Task prompt> Restate each of the lines given below, word for word.

^^^^^^^^^^^^^^^^

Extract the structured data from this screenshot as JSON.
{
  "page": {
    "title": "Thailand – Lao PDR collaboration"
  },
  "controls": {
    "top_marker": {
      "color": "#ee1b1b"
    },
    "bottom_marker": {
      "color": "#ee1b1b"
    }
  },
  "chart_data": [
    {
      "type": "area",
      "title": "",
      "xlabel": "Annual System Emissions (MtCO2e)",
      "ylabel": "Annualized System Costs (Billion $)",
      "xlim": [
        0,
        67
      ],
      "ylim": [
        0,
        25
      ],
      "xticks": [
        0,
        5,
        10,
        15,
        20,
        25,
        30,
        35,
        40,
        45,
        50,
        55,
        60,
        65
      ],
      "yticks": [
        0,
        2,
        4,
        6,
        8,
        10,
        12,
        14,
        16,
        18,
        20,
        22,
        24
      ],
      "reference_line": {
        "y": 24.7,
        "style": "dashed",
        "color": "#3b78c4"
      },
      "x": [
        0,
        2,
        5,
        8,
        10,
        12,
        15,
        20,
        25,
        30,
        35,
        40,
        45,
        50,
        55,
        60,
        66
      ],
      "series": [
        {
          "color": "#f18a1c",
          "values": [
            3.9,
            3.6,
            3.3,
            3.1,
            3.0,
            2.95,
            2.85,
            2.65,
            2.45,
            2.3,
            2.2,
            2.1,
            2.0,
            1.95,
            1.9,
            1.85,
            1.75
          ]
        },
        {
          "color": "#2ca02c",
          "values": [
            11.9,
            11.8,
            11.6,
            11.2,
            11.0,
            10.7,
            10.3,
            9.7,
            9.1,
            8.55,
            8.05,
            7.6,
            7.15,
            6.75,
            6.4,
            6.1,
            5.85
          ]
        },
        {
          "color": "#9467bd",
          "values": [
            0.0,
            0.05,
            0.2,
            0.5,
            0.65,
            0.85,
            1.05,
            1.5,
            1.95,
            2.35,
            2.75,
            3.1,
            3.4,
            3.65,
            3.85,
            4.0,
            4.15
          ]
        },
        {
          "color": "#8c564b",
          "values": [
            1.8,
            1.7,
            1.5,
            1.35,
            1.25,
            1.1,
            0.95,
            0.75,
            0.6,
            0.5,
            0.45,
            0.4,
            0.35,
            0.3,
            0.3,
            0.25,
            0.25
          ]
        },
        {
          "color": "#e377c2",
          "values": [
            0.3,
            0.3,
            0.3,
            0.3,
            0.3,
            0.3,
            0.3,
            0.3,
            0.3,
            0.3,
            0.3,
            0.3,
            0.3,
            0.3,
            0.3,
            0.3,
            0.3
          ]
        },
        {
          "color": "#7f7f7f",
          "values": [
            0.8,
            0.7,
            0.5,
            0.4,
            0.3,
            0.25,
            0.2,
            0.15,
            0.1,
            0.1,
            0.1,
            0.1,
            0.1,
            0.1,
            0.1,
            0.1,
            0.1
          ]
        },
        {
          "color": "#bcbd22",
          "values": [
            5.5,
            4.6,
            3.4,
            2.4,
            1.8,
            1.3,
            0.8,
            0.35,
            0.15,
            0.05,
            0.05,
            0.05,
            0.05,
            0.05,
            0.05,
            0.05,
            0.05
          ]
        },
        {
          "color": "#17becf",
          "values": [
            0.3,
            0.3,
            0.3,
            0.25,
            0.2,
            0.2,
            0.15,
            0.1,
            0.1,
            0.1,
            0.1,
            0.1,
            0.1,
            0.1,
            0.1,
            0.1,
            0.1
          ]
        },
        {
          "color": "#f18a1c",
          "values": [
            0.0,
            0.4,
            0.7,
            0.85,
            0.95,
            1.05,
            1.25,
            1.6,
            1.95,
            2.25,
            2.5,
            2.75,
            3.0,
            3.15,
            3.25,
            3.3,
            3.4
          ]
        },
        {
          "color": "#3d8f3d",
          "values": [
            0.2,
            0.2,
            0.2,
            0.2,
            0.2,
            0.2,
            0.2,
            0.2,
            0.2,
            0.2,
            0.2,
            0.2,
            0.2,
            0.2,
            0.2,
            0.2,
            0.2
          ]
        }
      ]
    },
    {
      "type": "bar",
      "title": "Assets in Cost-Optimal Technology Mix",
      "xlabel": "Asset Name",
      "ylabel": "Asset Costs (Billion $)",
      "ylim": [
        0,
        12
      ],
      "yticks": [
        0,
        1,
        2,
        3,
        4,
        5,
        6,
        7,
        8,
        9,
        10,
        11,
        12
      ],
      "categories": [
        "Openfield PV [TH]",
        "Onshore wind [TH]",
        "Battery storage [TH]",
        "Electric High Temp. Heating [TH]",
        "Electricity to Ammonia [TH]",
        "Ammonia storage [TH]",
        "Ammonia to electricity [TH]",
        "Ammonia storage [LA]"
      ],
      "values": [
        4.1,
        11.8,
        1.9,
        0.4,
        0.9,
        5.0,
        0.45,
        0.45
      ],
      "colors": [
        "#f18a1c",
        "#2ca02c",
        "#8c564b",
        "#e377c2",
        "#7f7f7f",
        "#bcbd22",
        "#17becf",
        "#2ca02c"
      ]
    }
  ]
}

^^^^^^^^^^^^^^^^

Result below>
Extract the structured data from this screenshot as JSON.
{
  "page": {
    "title": "Thailand – Lao PDR collaboration"
  },
  "controls": {
    "top_marker": {
      "color": "#ee1b1b"
    },
    "bottom_marker": {
      "color": "#ee1b1b"
    }
  },
  "chart_data": [
    {
      "type": "area",
      "title": "",
      "xlabel": "Annual System Emissions (MtCO2e)",
      "ylabel": "Annualized System Costs (Billion $)",
      "xlim": [
        0,
        67
      ],
      "ylim": [
        0,
        25
      ],
      "xticks": [
        0,
        5,
        10,
        15,
        20,
        25,
        30,
        35,
        40,
        45,
        50,
        55,
        60,
        65
      ],
      "yticks": [
        0,
        2,
        4,
        6,
        8,
        10,
        12,
        14,
        16,
        18,
        20,
        22,
        24
      ],
      "reference_line": {
        "y": 24.7,
        "style": "dashed",
        "color": "#3b78c4"
      },
      "x": [
        0,
        2,
        5,
        8,
        10,
        12,
        15,
        20,
        25,
        30,
        35,
        40,
        45,
        50,
        55,
        60,
        66
      ],
      "series": [
        {
          "color": "#f18a1c",
          "values": [
            3.9,
            3.6,
            3.3,
            3.1,
            3.0,
            2.95,
            2.85,
            2.65,
            2.45,
            2.3,
            2.2,
            2.1,
            2.0,
            1.95,
            1.9,
            1.85,
            1.75
          ]
        },
        {
          "color": "#2ca02c",
          "values": [
            11.9,
            11.8,
            11.6,
            11.2,
            11.0,
            10.7,
            10.3,
            9.7,
            9.1,
            8.55,
            8.05,
            7.6,
            7.15,
            6.75,
            6.4,
            6.1,
            5.85
          ]
        },
        {
          "color": "#9467bd",
          "values": [
            0.0,
            0.05,
            0.2,
            0.5,
            0.65,
            0.85,
            1.05,
            1.5,
            1.95,
            2.35,
            2.75,
            3.1,
            3.4,
            3.65,
            3.85,
            4.0,
            4.15
          ]
        },
        {
          "color": "#8c564b",
          "values": [
            1.8,
            1.7,
            1.5,
            1.35,
            1.25,
            1.1,
            0.95,
            0.75,
            0.6,
            0.5,
            0.45,
            0.4,
            0.35,
            0.3,
            0.3,
            0.25,
            0.25
          ]
        },
        {
          "color": "#e377c2",
          "values": [
            0.3,
            0.3,
            0.3,
            0.3,
            0.3,
            0.3,
            0.3,
            0.3,
            0.3,
            0.3,
            0.3,
            0.3,
            0.3,
            0.3,
            0.3,
            0.3,
            0.3
          ]
        },
        {
          "color": "#7f7f7f",
          "values": [
            0.8,
            0.7,
            0.5,
            0.4,
            0.3,
            0.25,
            0.2,
            0.15,
            0.1,
            0.1,
            0.1,
            0.1,
            0.1,
            0.1,
            0.1,
            0.1,
            0.1
          ]
        },
        {
          "color": "#bcbd22",
          "values": [
            5.5,
            4.6,
            3.4,
            2.4,
            1.8,
            1.3,
            0.8,
            0.35,
            0.15,
            0.05,
            0.05,
            0.05,
            0.05,
            0.05,
            0.05,
            0.05,
            0.05
          ]
        },
        {
          "color": "#17becf",
          "values": [
            0.3,
            0.3,
            0.3,
            0.25,
            0.2,
            0.2,
            0.15,
            0.1,
            0.1,
            0.1,
            0.1,
            0.1,
            0.1,
            0.1,
            0.1,
            0.1,
            0.1
          ]
        },
        {
          "color": "#f18a1c",
          "values": [
            0.0,
            0.4,
            0.7,
            0.85,
            0.95,
            1.05,
            1.25,
            1.6,
            1.95,
            2.25,
            2.5,
            2.75,
            3.0,
            3.15,
            3.25,
            3.3,
            3.4
          ]
        },
        {
          "color": "#3d8f3d",
          "values": [
            0.2,
            0.2,
            0.2,
            0.2,
            0.2,
            0.2,
            0.2,
            0.2,
            0.2,
            0.2,
            0.2,
            0.2,
            0.2,
            0.2,
            0.2,
            0.2,
            0.2
          ]
        }
      ]
    },
    {
      "type": "bar",
      "title": "Assets in Cost-Optimal Technology Mix",
      "xlabel": "Asset Name",
      "ylabel": "Asset Costs (Billion $)",
      "ylim": [
        0,
        12
      ],
      "yticks": [
        0,
        1,
        2,
        3,
        4,
        5,
        6,
        7,
        8,
        9,
        10,
        11,
        12
      ],
      "categories": [
        "Openfield PV [TH]",
        "Onshore wind [TH]",
        "Battery storage [TH]",
        "Electric High Temp. Heating [TH]",
        "Electricity to Ammonia [TH]",
        "Ammonia storage [TH]",
        "Ammonia to electricity [TH]",
        "Ammonia storage [LA]"
      ],
      "values": [
        4.1,
        11.8,
        1.9,
        0.4,
        0.9,
        5.0,
        0.45,
        0.45
      ],
      "colors": [
        "#f18a1c",
        "#2ca02c",
        "#8c564b",
        "#e377c2",
        "#7f7f7f",
        "#bcbd22",
        "#17becf",
        "#2ca02c"
      ]
    }
  ]
}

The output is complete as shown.